→ **Supplied material**
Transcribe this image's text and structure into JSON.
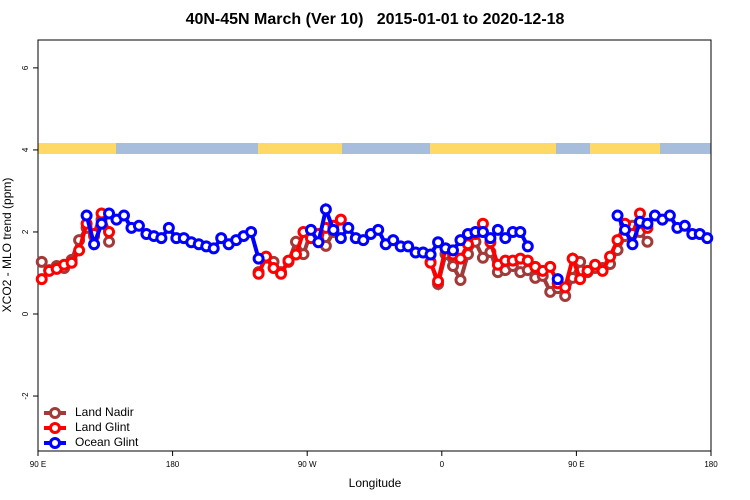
{
  "chart_data": {
    "type": "line",
    "title": "40N-45N March (Ver 10)   2015-01-01 to 2020-12-18",
    "x_label": "Longitude",
    "y_label": "XCO2 - MLO trend (ppm)",
    "xlim": [
      90,
      540
    ],
    "xticks": [
      {
        "value": 90,
        "label": "90 E"
      },
      180,
      {
        "value": 270,
        "label": "90 W"
      },
      {
        "value": 360,
        "label": "0"
      },
      {
        "value": 450,
        "label": "90 E"
      },
      {
        "value": 540,
        "label": "180"
      }
    ],
    "ylim": [
      -3.34,
      6.68
    ],
    "yticks": [
      -2,
      0,
      2,
      4,
      6
    ],
    "legend": "bottom-left",
    "series": [
      {
        "name": "Land Nadir",
        "color": "#a33a3a",
        "x": [
          92.5,
          97.5,
          102.5,
          107.5,
          112.5,
          117.5,
          122.5,
          127.5,
          132.5,
          137.5,
          null,
          237.5,
          242.5,
          247.5,
          252.5,
          257.5,
          262.5,
          267.5,
          272.5,
          277.5,
          282.5,
          287.5,
          null,
          352.5,
          357.5,
          362.5,
          367.5,
          372.5,
          377.5,
          382.5,
          387.5,
          392.5,
          397.5,
          402.5,
          407.5,
          412.5,
          417.5,
          422.5,
          427.5,
          432.5,
          437.5,
          442.5,
          447.5,
          452.5,
          457.5,
          462.5,
          467.5,
          472.5,
          477.5,
          482.5,
          487.5,
          492.5,
          497.5
        ],
        "values": [
          1.27,
          1.07,
          1.17,
          1.12,
          1.32,
          1.8,
          2.1,
          1.9,
          2.3,
          1.76,
          null,
          1.02,
          1.37,
          1.27,
          1.02,
          1.27,
          1.76,
          1.46,
          2.0,
          1.8,
          1.66,
          2.0,
          null,
          1.27,
          0.73,
          1.46,
          1.17,
          0.83,
          1.46,
          1.76,
          1.37,
          1.51,
          1.02,
          1.07,
          1.17,
          1.02,
          1.07,
          0.88,
          0.93,
          0.54,
          0.63,
          0.44,
          0.88,
          1.27,
          1.02,
          1.12,
          1.12,
          1.22,
          1.56,
          1.9,
          2.15,
          2.0,
          1.76
        ]
      },
      {
        "name": "Land Glint",
        "color": "#ff0000",
        "x": [
          92.5,
          97.5,
          102.5,
          107.5,
          112.5,
          117.5,
          122.5,
          127.5,
          132.5,
          137.5,
          null,
          237.5,
          242.5,
          247.5,
          252.5,
          257.5,
          262.5,
          267.5,
          272.5,
          277.5,
          282.5,
          287.5,
          292.5,
          null,
          352.5,
          357.5,
          362.5,
          367.5,
          372.5,
          377.5,
          382.5,
          387.5,
          392.5,
          397.5,
          402.5,
          407.5,
          412.5,
          417.5,
          422.5,
          427.5,
          432.5,
          437.5,
          442.5,
          447.5,
          452.5,
          457.5,
          462.5,
          467.5,
          472.5,
          477.5,
          482.5,
          487.5,
          492.5,
          497.5
        ],
        "values": [
          0.85,
          1.05,
          1.1,
          1.2,
          1.25,
          1.55,
          2.2,
          1.95,
          2.45,
          2.0,
          null,
          0.98,
          1.4,
          1.12,
          0.98,
          1.3,
          1.45,
          2.0,
          1.85,
          1.95,
          2.1,
          2.15,
          2.3,
          null,
          1.25,
          0.8,
          1.6,
          1.45,
          1.35,
          1.7,
          1.95,
          2.2,
          1.75,
          1.2,
          1.3,
          1.3,
          1.35,
          1.3,
          1.15,
          1.05,
          1.15,
          0.75,
          0.65,
          1.35,
          0.85,
          1.05,
          1.2,
          1.05,
          1.4,
          1.8,
          2.2,
          1.95,
          2.45,
          2.1
        ]
      },
      {
        "name": "Ocean Glint",
        "color": "#0000ff",
        "x": [
          122.5,
          127.5,
          132.5,
          137.5,
          142.5,
          147.5,
          152.5,
          157.5,
          162.5,
          167.5,
          172.5,
          177.5,
          182.5,
          187.5,
          192.5,
          197.5,
          202.5,
          207.5,
          212.5,
          217.5,
          222.5,
          227.5,
          232.5,
          237.5,
          null,
          272.5,
          277.5,
          282.5,
          287.5,
          292.5,
          297.5,
          302.5,
          307.5,
          312.5,
          317.5,
          322.5,
          327.5,
          332.5,
          337.5,
          342.5,
          347.5,
          352.5,
          357.5,
          362.5,
          367.5,
          372.5,
          377.5,
          382.5,
          387.5,
          392.5,
          397.5,
          402.5,
          407.5,
          412.5,
          417.5,
          null,
          437.5,
          null,
          477.5,
          482.5,
          487.5,
          492.5,
          497.5,
          502.5,
          507.5,
          512.5,
          517.5,
          522.5,
          527.5,
          532.5,
          537.5
        ],
        "values": [
          2.4,
          1.7,
          2.2,
          2.45,
          2.3,
          2.4,
          2.1,
          2.15,
          1.95,
          1.9,
          1.85,
          2.1,
          1.85,
          1.85,
          1.75,
          1.7,
          1.65,
          1.6,
          1.85,
          1.7,
          1.8,
          1.9,
          2.0,
          1.35,
          null,
          2.05,
          1.75,
          2.55,
          2.05,
          1.85,
          2.1,
          1.85,
          1.8,
          1.95,
          2.05,
          1.7,
          1.8,
          1.65,
          1.65,
          1.5,
          1.5,
          1.45,
          1.75,
          1.6,
          1.55,
          1.8,
          1.95,
          2.0,
          2.0,
          1.85,
          2.05,
          1.85,
          2.0,
          2.0,
          1.65,
          null,
          0.85,
          null,
          2.4,
          2.05,
          1.7,
          2.25,
          2.2,
          2.4,
          2.3,
          2.4,
          2.1,
          2.15,
          1.95,
          1.95,
          1.85
        ]
      }
    ]
  }
}
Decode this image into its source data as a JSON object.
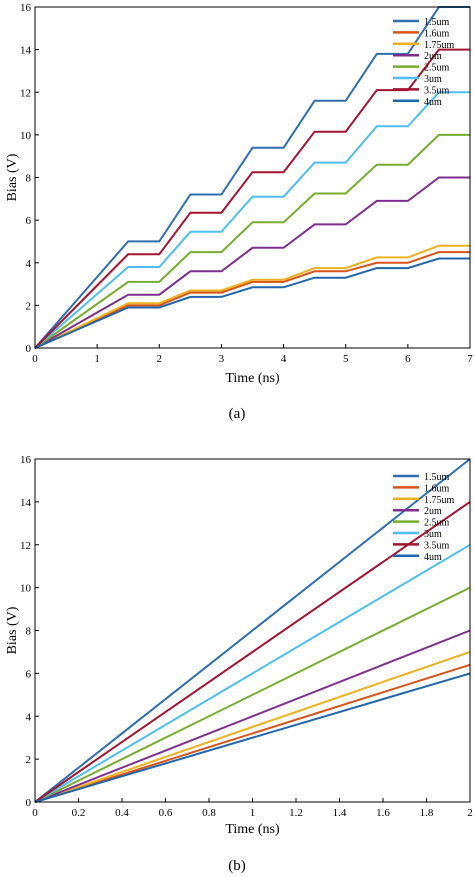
{
  "panels": [
    {
      "caption": "(a)",
      "chart_data": {
        "type": "line",
        "xlabel": "Time (ns)",
        "ylabel": "Bias (V)",
        "xlim": [
          0,
          7
        ],
        "ylim": [
          0,
          16
        ],
        "xticks": [
          0,
          1,
          2,
          3,
          4,
          5,
          6,
          7
        ],
        "yticks": [
          0,
          2,
          4,
          6,
          8,
          10,
          12,
          14,
          16
        ],
        "grid": false,
        "legend_position": "top-right",
        "series": [
          {
            "name": "1.5um",
            "color": "#2f6fb0",
            "x": [
              0,
              1.5,
              2,
              2.5,
              3,
              3.5,
              4,
              4.5,
              5,
              5.5,
              6,
              6.5,
              7
            ],
            "y": [
              0,
              5.0,
              5.0,
              7.2,
              7.2,
              9.4,
              9.4,
              11.6,
              11.6,
              13.8,
              13.8,
              16.0,
              16.0
            ]
          },
          {
            "name": "1.6um",
            "color": "#d95319",
            "x": [
              0,
              1.5,
              2,
              2.5,
              3,
              3.5,
              4,
              4.5,
              5,
              5.5,
              6,
              6.5,
              7
            ],
            "y": [
              0,
              2.0,
              2.0,
              2.6,
              2.6,
              3.1,
              3.1,
              3.6,
              3.6,
              4.0,
              4.0,
              4.5,
              4.5
            ]
          },
          {
            "name": "1.75um",
            "color": "#edb120",
            "x": [
              0,
              1.5,
              2,
              2.5,
              3,
              3.5,
              4,
              4.5,
              5,
              5.5,
              6,
              6.5,
              7
            ],
            "y": [
              0,
              2.1,
              2.1,
              2.7,
              2.7,
              3.2,
              3.2,
              3.75,
              3.75,
              4.25,
              4.25,
              4.8,
              4.8
            ]
          },
          {
            "name": "2um",
            "color": "#7e2f8e",
            "x": [
              0,
              1.5,
              2,
              2.5,
              3,
              3.5,
              4,
              4.5,
              5,
              5.5,
              6,
              6.5,
              7
            ],
            "y": [
              0,
              2.5,
              2.5,
              3.6,
              3.6,
              4.7,
              4.7,
              5.8,
              5.8,
              6.9,
              6.9,
              8.0,
              8.0
            ]
          },
          {
            "name": "2.5um",
            "color": "#77ac30",
            "x": [
              0,
              1.5,
              2,
              2.5,
              3,
              3.5,
              4,
              4.5,
              5,
              5.5,
              6,
              6.5,
              7
            ],
            "y": [
              0,
              3.1,
              3.1,
              4.5,
              4.5,
              5.9,
              5.9,
              7.25,
              7.25,
              8.6,
              8.6,
              10.0,
              10.0
            ]
          },
          {
            "name": "3um",
            "color": "#4dbeee",
            "x": [
              0,
              1.5,
              2,
              2.5,
              3,
              3.5,
              4,
              4.5,
              5,
              5.5,
              6,
              6.5,
              7
            ],
            "y": [
              0,
              3.8,
              3.8,
              5.45,
              5.45,
              7.1,
              7.1,
              8.7,
              8.7,
              10.4,
              10.4,
              12.0,
              12.0
            ]
          },
          {
            "name": "3.5um",
            "color": "#a2142f",
            "x": [
              0,
              1.5,
              2,
              2.5,
              3,
              3.5,
              4,
              4.5,
              5,
              5.5,
              6,
              6.5,
              7
            ],
            "y": [
              0,
              4.4,
              4.4,
              6.35,
              6.35,
              8.25,
              8.25,
              10.15,
              10.15,
              12.1,
              12.1,
              14.0,
              14.0
            ]
          },
          {
            "name": "4um",
            "color": "#2166ac",
            "x": [
              0,
              1.5,
              2,
              2.5,
              3,
              3.5,
              4,
              4.5,
              5,
              5.5,
              6,
              6.5,
              7
            ],
            "y": [
              0,
              1.9,
              1.9,
              2.4,
              2.4,
              2.85,
              2.85,
              3.3,
              3.3,
              3.75,
              3.75,
              4.2,
              4.2
            ]
          }
        ]
      }
    },
    {
      "caption": "(b)",
      "chart_data": {
        "type": "line",
        "xlabel": "Time (ns)",
        "ylabel": "Bias (V)",
        "xlim": [
          0,
          2
        ],
        "ylim": [
          0,
          16
        ],
        "xticks": [
          0,
          0.2,
          0.4,
          0.6,
          0.8,
          1,
          1.2,
          1.4,
          1.6,
          1.8,
          2
        ],
        "yticks": [
          0,
          2,
          4,
          6,
          8,
          10,
          12,
          14,
          16
        ],
        "grid": false,
        "legend_position": "top-right",
        "series": [
          {
            "name": "1.5um",
            "color": "#2f6fb0",
            "x": [
              0,
              2
            ],
            "y": [
              0,
              16
            ]
          },
          {
            "name": "1.6um",
            "color": "#d95319",
            "x": [
              0,
              2
            ],
            "y": [
              0,
              6.4
            ]
          },
          {
            "name": "1.75um",
            "color": "#edb120",
            "x": [
              0,
              2
            ],
            "y": [
              0,
              7
            ]
          },
          {
            "name": "2um",
            "color": "#7e2f8e",
            "x": [
              0,
              2
            ],
            "y": [
              0,
              8
            ]
          },
          {
            "name": "2.5um",
            "color": "#77ac30",
            "x": [
              0,
              2
            ],
            "y": [
              0,
              10
            ]
          },
          {
            "name": "3um",
            "color": "#4dbeee",
            "x": [
              0,
              2
            ],
            "y": [
              0,
              12
            ]
          },
          {
            "name": "3.5um",
            "color": "#a2142f",
            "x": [
              0,
              2
            ],
            "y": [
              0,
              14
            ]
          },
          {
            "name": "4um",
            "color": "#2166ac",
            "x": [
              0,
              2
            ],
            "y": [
              0,
              6
            ]
          }
        ]
      }
    }
  ]
}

→ **Stated goal**
Collect every line with the string "image" from the records, and copy each.

→ **Output of the exercise**
Transcribe this image's text and structure into JSON.
Decode this image into its source data as a JSON object.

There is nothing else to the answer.